## [Petunjuk Tugas]
Berdasarkan kutipan tafsir di bawah, jelaskan mengapa penjelasan ketiga menyatakan bahwa peristiwa dalam ayat itu sebagian terjadi di dunia dan sebagian di akhirat. Jawab dalam satu sampai tiga kalimat.

## [Kutipan yang Diberikan]
* * *

Selanjutnya disebutkan: ‘Âmilah nâshibah (bekerja keras lagi kepayahan). Dhamîr ayat ini kembali pada wujûh (wajah-wajah). Namun, yang dimaksudkan adalah para pemilik wajah tersebut.14 Kata âmilah berarti al-latî ta’malu al-a’mâl (yang mengerjakan berbagai perbuatan). Adapun nâshibah adalah at-ta’ab (kelelahan);15 atau seperti dikemukakan oleh ar-Razi, bermakna al-du`ûb fî al-a’amal ma’a al-ta’ab yang terus-menerus mengerjakan perbuatan yang disertai dengan kepayahan).16
Ada beberapa penjelasan tentang waktu terjadinya peristiwa yang diberitakan ayat ini. Pertama: terjadi di akhirat. Dikatakan Ibnu Jarir, âmilah yakni âmilah di neraka; dan nâshibah di dalamnya. Penjelasan serupa juga dikemukakan oleh Qatadah.17 Pada Hari Kiamat kelak mereka memang dibebani dengan perbuatan yang amat meletihkan, seperti diseret dengan rantai dan belenggu yang berat. Allah SWT berfirman:
ثُمَّ فِي سِلْسِلَةٍ ذَرْعُهَا سَبْعُونَ ذِرَاعًا فَاسْلُكُوهُ
Kemudian belitlah dia dengan rantai yang panjangnya tujuh puluh hasta (QS al-Haqqah [69]: 32).
Kedua: terjadi di dunia. Atha‘ dari Ibnu Abbas mengatakan bahwa mereka itu adalah orang-orang yang mengerjakan amal dan keletihan di dunia atas dasar selain Islam, baik dari para penyembah berhala maupun kafir Ahlul Kitab seperti para pendeta dan lain-lain. Allah SWT tidak menerima jerih-payah mereka yang berada dalam kesesatan. Mereka masuk neraka pada Hari Kiamat. Pendapat Said bin Jubair dan Zaid bin Aslam.18
Ketiga: ada yang terjadi di dunia dan ada pula yang terjadi di akhirat. Ikrimah dan as-Sudi mengatakan bahwa ‘âmilah (bekerja keras) di dunia dengan kemaksiatan dan nâshibah (merasakan kepayahan) di neraka dengan azab dan belenggu.19
Lalu Allah SWT berfirman: Tashlâ nâr[an] hâmiyah (memasuki api yang sangat panas [neraka]). Ibnu ‘Abbas, al-Hasan dan Qatadah menafsirkan nâr[an] hâmiyah sebagai hârrah] syadîdah (sangat panas).20 Inilah tempat kembali mereka di akhirat, neraka.

* * *

## [Bahan yang Disediakan]

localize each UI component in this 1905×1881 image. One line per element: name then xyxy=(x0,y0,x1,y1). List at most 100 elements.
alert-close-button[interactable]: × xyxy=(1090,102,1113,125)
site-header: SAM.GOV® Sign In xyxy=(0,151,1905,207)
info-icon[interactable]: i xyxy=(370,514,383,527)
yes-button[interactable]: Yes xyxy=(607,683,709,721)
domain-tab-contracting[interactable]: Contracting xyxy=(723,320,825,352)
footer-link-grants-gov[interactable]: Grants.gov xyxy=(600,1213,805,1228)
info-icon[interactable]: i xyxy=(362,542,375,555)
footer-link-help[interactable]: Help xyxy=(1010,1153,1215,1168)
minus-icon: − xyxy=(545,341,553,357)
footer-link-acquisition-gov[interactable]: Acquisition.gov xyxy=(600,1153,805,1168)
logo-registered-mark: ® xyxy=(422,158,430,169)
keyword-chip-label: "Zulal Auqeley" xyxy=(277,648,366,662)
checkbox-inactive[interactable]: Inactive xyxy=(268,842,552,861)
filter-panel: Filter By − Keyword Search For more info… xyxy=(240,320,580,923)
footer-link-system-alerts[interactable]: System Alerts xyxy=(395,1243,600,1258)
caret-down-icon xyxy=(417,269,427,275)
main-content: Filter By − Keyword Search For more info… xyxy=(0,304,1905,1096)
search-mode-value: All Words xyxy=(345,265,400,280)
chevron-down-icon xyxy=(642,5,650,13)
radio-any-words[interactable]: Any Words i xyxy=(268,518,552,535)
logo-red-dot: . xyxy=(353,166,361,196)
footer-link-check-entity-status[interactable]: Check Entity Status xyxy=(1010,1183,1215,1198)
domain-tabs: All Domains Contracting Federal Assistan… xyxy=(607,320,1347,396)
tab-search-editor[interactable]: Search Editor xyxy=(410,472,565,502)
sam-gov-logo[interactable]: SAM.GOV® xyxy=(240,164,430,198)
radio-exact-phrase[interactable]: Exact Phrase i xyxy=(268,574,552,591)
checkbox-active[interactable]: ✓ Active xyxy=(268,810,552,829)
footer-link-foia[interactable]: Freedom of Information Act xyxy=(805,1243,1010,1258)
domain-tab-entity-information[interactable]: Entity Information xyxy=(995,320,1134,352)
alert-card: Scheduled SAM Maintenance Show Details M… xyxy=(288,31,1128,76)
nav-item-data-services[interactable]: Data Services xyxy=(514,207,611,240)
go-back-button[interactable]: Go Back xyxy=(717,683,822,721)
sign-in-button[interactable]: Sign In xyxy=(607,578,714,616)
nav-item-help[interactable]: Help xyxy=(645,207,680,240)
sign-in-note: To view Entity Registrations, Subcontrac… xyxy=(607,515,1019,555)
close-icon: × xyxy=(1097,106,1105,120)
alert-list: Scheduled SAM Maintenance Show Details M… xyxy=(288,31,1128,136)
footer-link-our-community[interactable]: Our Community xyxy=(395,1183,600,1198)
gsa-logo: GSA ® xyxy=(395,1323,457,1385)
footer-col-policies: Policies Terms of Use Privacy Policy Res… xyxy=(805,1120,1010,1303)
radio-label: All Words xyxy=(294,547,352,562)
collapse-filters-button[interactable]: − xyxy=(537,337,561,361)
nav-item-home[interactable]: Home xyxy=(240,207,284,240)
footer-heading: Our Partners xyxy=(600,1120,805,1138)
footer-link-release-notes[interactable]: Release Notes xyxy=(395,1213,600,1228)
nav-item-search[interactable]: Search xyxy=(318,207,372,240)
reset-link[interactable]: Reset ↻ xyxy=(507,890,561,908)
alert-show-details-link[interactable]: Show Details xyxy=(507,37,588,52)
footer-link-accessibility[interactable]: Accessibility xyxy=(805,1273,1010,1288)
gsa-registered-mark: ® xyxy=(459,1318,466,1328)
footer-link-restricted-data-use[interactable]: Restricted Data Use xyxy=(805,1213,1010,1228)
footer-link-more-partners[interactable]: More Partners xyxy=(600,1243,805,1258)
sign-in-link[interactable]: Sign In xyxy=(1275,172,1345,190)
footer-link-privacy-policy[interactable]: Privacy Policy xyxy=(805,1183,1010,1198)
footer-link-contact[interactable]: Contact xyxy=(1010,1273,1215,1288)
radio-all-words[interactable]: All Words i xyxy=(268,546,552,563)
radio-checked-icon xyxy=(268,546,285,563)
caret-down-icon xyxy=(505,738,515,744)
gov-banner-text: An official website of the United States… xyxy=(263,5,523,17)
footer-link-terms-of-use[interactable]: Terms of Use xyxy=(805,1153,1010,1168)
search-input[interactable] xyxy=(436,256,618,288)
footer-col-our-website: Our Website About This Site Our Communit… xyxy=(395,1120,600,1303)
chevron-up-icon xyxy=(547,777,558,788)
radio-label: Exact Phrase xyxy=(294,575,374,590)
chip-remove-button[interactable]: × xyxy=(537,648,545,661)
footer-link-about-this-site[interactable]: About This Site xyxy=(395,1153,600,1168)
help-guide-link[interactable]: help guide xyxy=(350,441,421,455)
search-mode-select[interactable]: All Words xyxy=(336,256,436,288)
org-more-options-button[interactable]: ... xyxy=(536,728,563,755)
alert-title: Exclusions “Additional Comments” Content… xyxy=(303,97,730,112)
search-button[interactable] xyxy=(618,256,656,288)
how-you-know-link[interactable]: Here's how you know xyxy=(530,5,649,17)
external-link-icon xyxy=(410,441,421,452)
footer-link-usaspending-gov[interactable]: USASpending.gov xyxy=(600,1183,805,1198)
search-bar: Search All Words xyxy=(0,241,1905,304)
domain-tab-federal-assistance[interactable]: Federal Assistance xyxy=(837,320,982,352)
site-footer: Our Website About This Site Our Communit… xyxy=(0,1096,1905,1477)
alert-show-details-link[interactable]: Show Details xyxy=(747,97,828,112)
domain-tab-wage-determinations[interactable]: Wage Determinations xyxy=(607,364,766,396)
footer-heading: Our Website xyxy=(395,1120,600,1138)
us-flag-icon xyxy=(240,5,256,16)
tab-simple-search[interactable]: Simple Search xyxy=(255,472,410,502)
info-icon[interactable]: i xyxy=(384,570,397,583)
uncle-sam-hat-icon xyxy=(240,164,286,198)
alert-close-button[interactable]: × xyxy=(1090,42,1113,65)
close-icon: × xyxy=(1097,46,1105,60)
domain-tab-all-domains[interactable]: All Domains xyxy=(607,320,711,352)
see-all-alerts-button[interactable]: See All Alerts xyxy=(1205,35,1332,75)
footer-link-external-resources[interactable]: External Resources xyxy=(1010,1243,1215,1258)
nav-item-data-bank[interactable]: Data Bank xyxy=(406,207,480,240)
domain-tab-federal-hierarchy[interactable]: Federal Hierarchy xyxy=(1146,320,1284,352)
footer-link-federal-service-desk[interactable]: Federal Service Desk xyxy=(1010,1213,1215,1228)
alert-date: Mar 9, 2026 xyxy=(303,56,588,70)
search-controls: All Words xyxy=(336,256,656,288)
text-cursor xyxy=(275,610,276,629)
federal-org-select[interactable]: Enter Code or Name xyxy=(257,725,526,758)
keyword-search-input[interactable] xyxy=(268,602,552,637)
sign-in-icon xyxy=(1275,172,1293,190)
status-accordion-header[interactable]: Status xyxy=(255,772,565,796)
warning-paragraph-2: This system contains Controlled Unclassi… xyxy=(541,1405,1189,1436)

* * *

## [Jawaban Latihan]
Menurut Ikrimah dan as-Sudi, kedua sifat dalam ayat itu merujuk pada dua waktu yang berbeda. Âmilah berarti bekerja keras di dunia dengan kemaksiatan, sedangkan nâshibah berarti merasakan kepayahan di neraka dengan azab dan belenggu.